## EXERCISE OBJECTIVE
Set each record down exactly, excluding all images.

## start DATASET RECORDS

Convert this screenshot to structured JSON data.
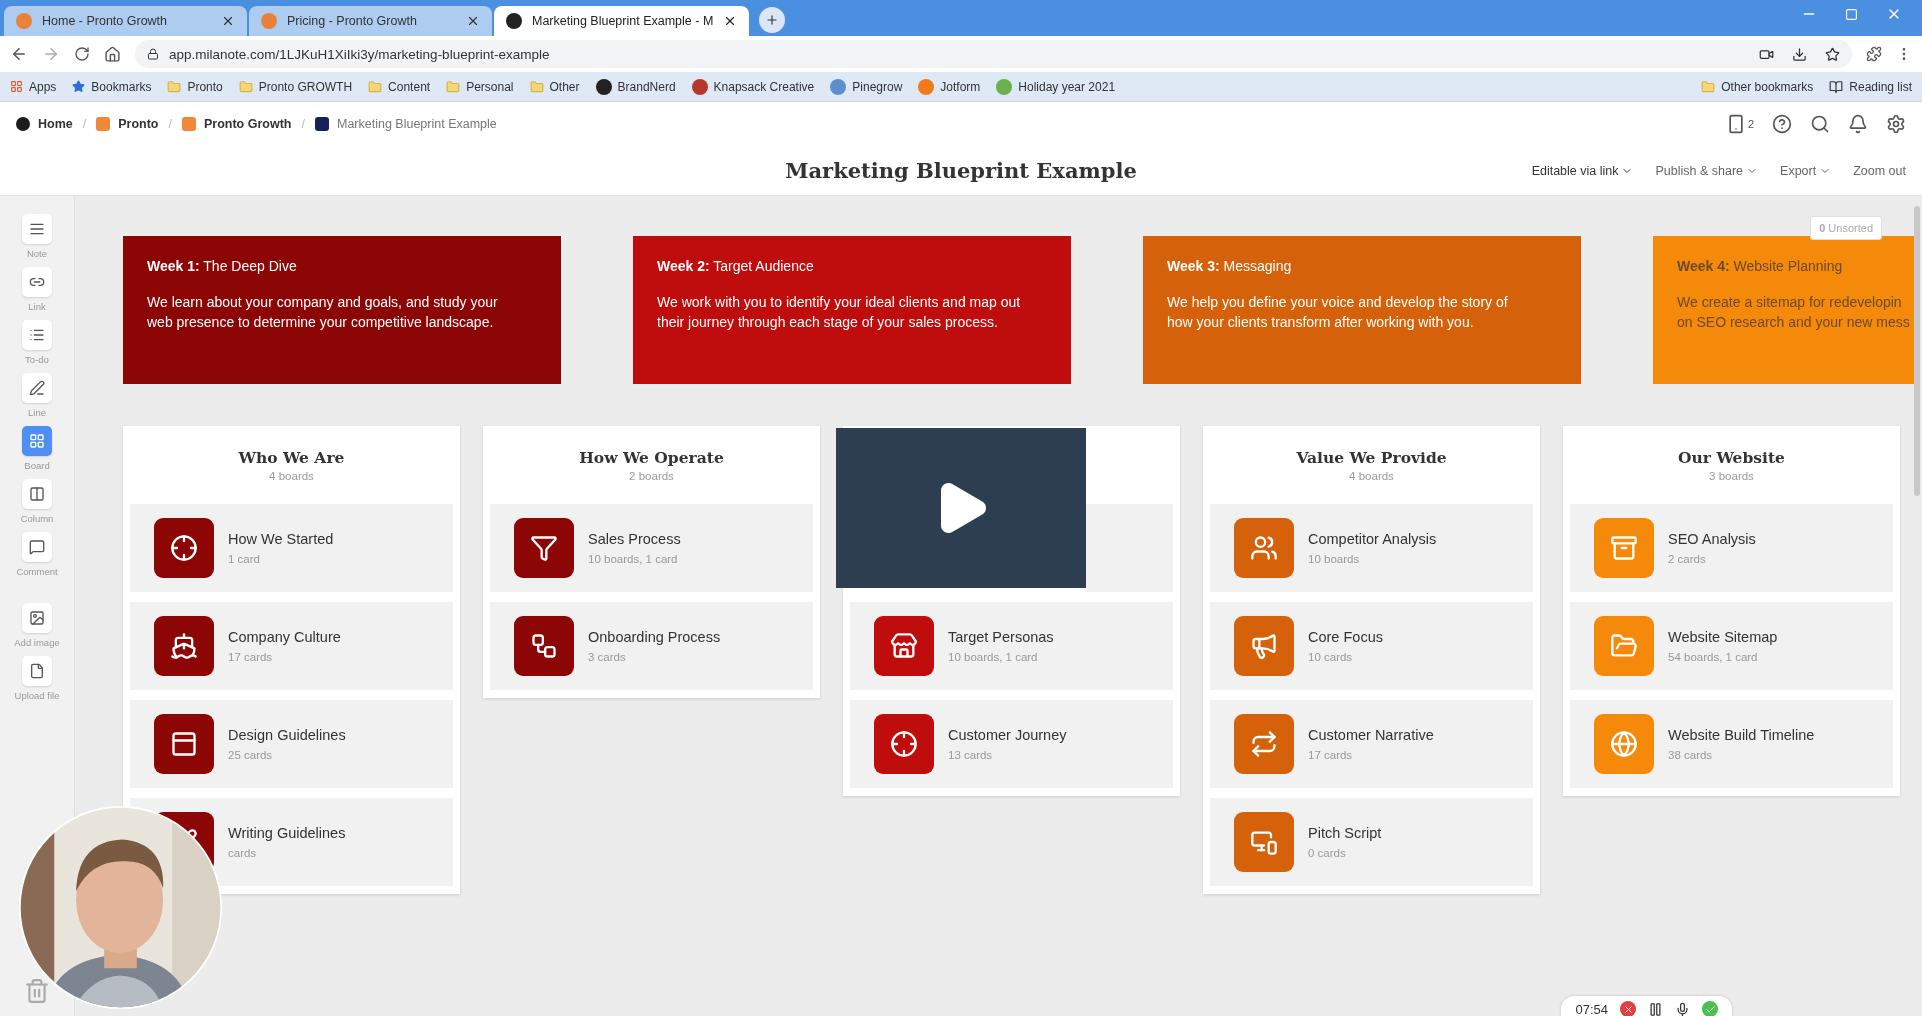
{
  "browser": {
    "tabs": [
      {
        "title": "Home - Pronto Growth",
        "selected": false
      },
      {
        "title": "Pricing - Pronto Growth",
        "selected": false
      },
      {
        "title": "Marketing Blueprint Example - M",
        "selected": true
      }
    ],
    "url": "app.milanote.com/1LJKuH1XiIki3y/marketing-blueprint-example",
    "bookmarks": [
      {
        "label": "Apps",
        "kind": "apps"
      },
      {
        "label": "Bookmarks",
        "kind": "star"
      },
      {
        "label": "Pronto",
        "kind": "folder"
      },
      {
        "label": "Pronto GROWTH",
        "kind": "folder"
      },
      {
        "label": "Content",
        "kind": "folder"
      },
      {
        "label": "Personal",
        "kind": "folder"
      },
      {
        "label": "Other",
        "kind": "folder"
      },
      {
        "label": "BrandNerd",
        "kind": "site",
        "color": "#222222"
      },
      {
        "label": "Knapsack Creative",
        "kind": "site",
        "color": "#b5382c"
      },
      {
        "label": "Pinegrow",
        "kind": "site",
        "color": "#5d8fd0"
      },
      {
        "label": "Jotform",
        "kind": "site",
        "color": "#f07a1c"
      },
      {
        "label": "Holiday year 2021",
        "kind": "site",
        "color": "#6ab04c"
      }
    ],
    "other_bookmarks": "Other bookmarks",
    "reading_list": "Reading list"
  },
  "breadcrumb": [
    {
      "label": "Home",
      "color": "#1c1c1c",
      "current": false
    },
    {
      "separator": "/",
      "label": "Pronto",
      "color": "#f0883a",
      "current": false
    },
    {
      "separator": "/",
      "label": "Pronto Growth",
      "color": "#f0883a",
      "current": false
    },
    {
      "separator": "/",
      "label": "Marketing Blueprint Example",
      "color": "#14215a",
      "current": true
    }
  ],
  "device_count": "2",
  "board_title": "Marketing Blueprint Example",
  "menu": [
    {
      "label": "Editable via link",
      "strong": true
    },
    {
      "label": "Publish & share",
      "strong": false
    },
    {
      "label": "Export",
      "strong": false
    },
    {
      "label": "Zoom out",
      "strong": false,
      "caret": false
    }
  ],
  "tools": [
    {
      "label": "Note",
      "selected": false
    },
    {
      "label": "Link",
      "selected": false
    },
    {
      "label": "To-do",
      "selected": false
    },
    {
      "label": "Line",
      "selected": false
    },
    {
      "label": "Board",
      "selected": true
    },
    {
      "label": "Column",
      "selected": false
    },
    {
      "label": "Comment",
      "selected": false
    },
    {
      "label": "Add image",
      "selected": false
    },
    {
      "label": "Upload file",
      "selected": false
    }
  ],
  "unsorted": {
    "count": "0",
    "label": "Unsorted"
  },
  "weeks": [
    {
      "heading": "**Week 1:** The Deep Dive",
      "lines": [
        "We learn about your company and goals, and study your",
        "web presence to determine your competitive landscape."
      ],
      "color": "#8c0606",
      "dim": false
    },
    {
      "heading": "**Week 2:** Target Audience",
      "lines": [
        "We work with you to identify your ideal clients and map out",
        "their journey through each stage of your sales process."
      ],
      "color": "#bf0c0c",
      "dim": false
    },
    {
      "heading": "**Week 3:** Messaging",
      "lines": [
        "We help you define your voice and develop the story of",
        "how your clients transform after working with you."
      ],
      "color": "#d5620a",
      "dim": false
    },
    {
      "heading": "**Week 4:** Website Planning",
      "lines": [
        "We create a sitemap for redevelopin",
        "on SEO research and your new mess"
      ],
      "color": "#f5890a",
      "dim": true
    }
  ],
  "columns": [
    {
      "title": "Who We Are",
      "subtitle": "4 boards",
      "color": "#8c0606",
      "items": [
        {
          "title": "How We Started",
          "meta": "1 card"
        },
        {
          "title": "Company Culture",
          "meta": "17 cards"
        },
        {
          "title": "Design Guidelines",
          "meta": "25 cards"
        },
        {
          "title": "Writing Guidelines",
          "meta": "cards"
        }
      ]
    },
    {
      "title": "How We Operate",
      "subtitle": "2 boards",
      "color": "#8c0606",
      "items": [
        {
          "title": "Sales Process",
          "meta": "10 boards, 1 card"
        },
        {
          "title": "Onboarding Process",
          "meta": "3 cards"
        }
      ]
    },
    {
      "color": "#bf0c0c",
      "items": [
        {
          "title": "Target Personas",
          "meta": "10 boards, 1 card"
        },
        {
          "title": "Customer Journey",
          "meta": "13 cards"
        }
      ]
    },
    {
      "title": "Value We Provide",
      "subtitle": "4 boards",
      "color": "#d5620a",
      "items": [
        {
          "title": "Competitor Analysis",
          "meta": "10 boards"
        },
        {
          "title": "Core Focus",
          "meta": "10 cards"
        },
        {
          "title": "Customer Narrative",
          "meta": "17 cards"
        },
        {
          "title": "Pitch Script",
          "meta": "0 cards"
        }
      ]
    },
    {
      "title": "Our Website",
      "subtitle": "3 boards",
      "color": "#f5890a",
      "items": [
        {
          "title": "SEO Analysis",
          "meta": "2 cards"
        },
        {
          "title": "Website Sitemap",
          "meta": "54 boards, 1 card"
        },
        {
          "title": "Website Build Timeline",
          "meta": "38 cards"
        }
      ]
    }
  ],
  "recorder": {
    "time": "07:54"
  }
}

## end DATASET RECORDS

## ANSWER
Convert this screenshot to structured JSON data.
{
  "browser": {
    "tabs": [
      {
        "title": "Home - Pronto Growth",
        "selected": false
      },
      {
        "title": "Pricing - Pronto Growth",
        "selected": false
      },
      {
        "title": "Marketing Blueprint Example - M",
        "selected": true
      }
    ],
    "url": "app.milanote.com/1LJKuH1XiIki3y/marketing-blueprint-example",
    "bookmarks": [
      {
        "label": "Apps",
        "kind": "apps"
      },
      {
        "label": "Bookmarks",
        "kind": "star"
      },
      {
        "label": "Pronto",
        "kind": "folder"
      },
      {
        "label": "Pronto GROWTH",
        "kind": "folder"
      },
      {
        "label": "Content",
        "kind": "folder"
      },
      {
        "label": "Personal",
        "kind": "folder"
      },
      {
        "label": "Other",
        "kind": "folder"
      },
      {
        "label": "BrandNerd",
        "kind": "site",
        "color": "#222222"
      },
      {
        "label": "Knapsack Creative",
        "kind": "site",
        "color": "#b5382c"
      },
      {
        "label": "Pinegrow",
        "kind": "site",
        "color": "#5d8fd0"
      },
      {
        "label": "Jotform",
        "kind": "site",
        "color": "#f07a1c"
      },
      {
        "label": "Holiday year 2021",
        "kind": "site",
        "color": "#6ab04c"
      }
    ],
    "other_bookmarks": "Other bookmarks",
    "reading_list": "Reading list"
  },
  "breadcrumb": [
    {
      "label": "Home",
      "color": "#1c1c1c",
      "current": false
    },
    {
      "separator": "/",
      "label": "Pronto",
      "color": "#f0883a",
      "current": false
    },
    {
      "separator": "/",
      "label": "Pronto Growth",
      "color": "#f0883a",
      "current": false
    },
    {
      "separator": "/",
      "label": "Marketing Blueprint Example",
      "color": "#14215a",
      "current": true
    }
  ],
  "device_count": "2",
  "board_title": "Marketing Blueprint Example",
  "menu": [
    {
      "label": "Editable via link",
      "strong": true
    },
    {
      "label": "Publish & share",
      "strong": false
    },
    {
      "label": "Export",
      "strong": false
    },
    {
      "label": "Zoom out",
      "strong": false,
      "caret": false
    }
  ],
  "tools": [
    {
      "label": "Note",
      "selected": false
    },
    {
      "label": "Link",
      "selected": false
    },
    {
      "label": "To-do",
      "selected": false
    },
    {
      "label": "Line",
      "selected": false
    },
    {
      "label": "Board",
      "selected": true
    },
    {
      "label": "Column",
      "selected": false
    },
    {
      "label": "Comment",
      "selected": false
    },
    {
      "label": "Add image",
      "selected": false
    },
    {
      "label": "Upload file",
      "selected": false
    }
  ],
  "unsorted": {
    "count": "0",
    "label": "Unsorted"
  },
  "weeks": [
    {
      "heading": "**Week 1:** The Deep Dive",
      "lines": [
        "We learn about your company and goals, and study your",
        "web presence to determine your competitive landscape."
      ],
      "color": "#8c0606",
      "dim": false
    },
    {
      "heading": "**Week 2:** Target Audience",
      "lines": [
        "We work with you to identify your ideal clients and map out",
        "their journey through each stage of your sales process."
      ],
      "color": "#bf0c0c",
      "dim": false
    },
    {
      "heading": "**Week 3:** Messaging",
      "lines": [
        "We help you define your voice and develop the story of",
        "how your clients transform after working with you."
      ],
      "color": "#d5620a",
      "dim": false
    },
    {
      "heading": "**Week 4:** Website Planning",
      "lines": [
        "We create a sitemap for redevelopin",
        "on SEO research and your new mess"
      ],
      "color": "#f5890a",
      "dim": true
    }
  ],
  "columns": [
    {
      "title": "Who We Are",
      "subtitle": "4 boards",
      "color": "#8c0606",
      "items": [
        {
          "title": "How We Started",
          "meta": "1 card"
        },
        {
          "title": "Company Culture",
          "meta": "17 cards"
        },
        {
          "title": "Design Guidelines",
          "meta": "25 cards"
        },
        {
          "title": "Writing Guidelines",
          "meta": "cards"
        }
      ]
    },
    {
      "title": "How We Operate",
      "subtitle": "2 boards",
      "color": "#8c0606",
      "items": [
        {
          "title": "Sales Process",
          "meta": "10 boards, 1 card"
        },
        {
          "title": "Onboarding Process",
          "meta": "3 cards"
        }
      ]
    },
    {
      "color": "#bf0c0c",
      "items": [
        {
          "title": "Target Personas",
          "meta": "10 boards, 1 card"
        },
        {
          "title": "Customer Journey",
          "meta": "13 cards"
        }
      ]
    },
    {
      "title": "Value We Provide",
      "subtitle": "4 boards",
      "color": "#d5620a",
      "items": [
        {
          "title": "Competitor Analysis",
          "meta": "10 boards"
        },
        {
          "title": "Core Focus",
          "meta": "10 cards"
        },
        {
          "title": "Customer Narrative",
          "meta": "17 cards"
        },
        {
          "title": "Pitch Script",
          "meta": "0 cards"
        }
      ]
    },
    {
      "title": "Our Website",
      "subtitle": "3 boards",
      "color": "#f5890a",
      "items": [
        {
          "title": "SEO Analysis",
          "meta": "2 cards"
        },
        {
          "title": "Website Sitemap",
          "meta": "54 boards, 1 card"
        },
        {
          "title": "Website Build Timeline",
          "meta": "38 cards"
        }
      ]
    }
  ],
  "recorder": {
    "time": "07:54"
  }
}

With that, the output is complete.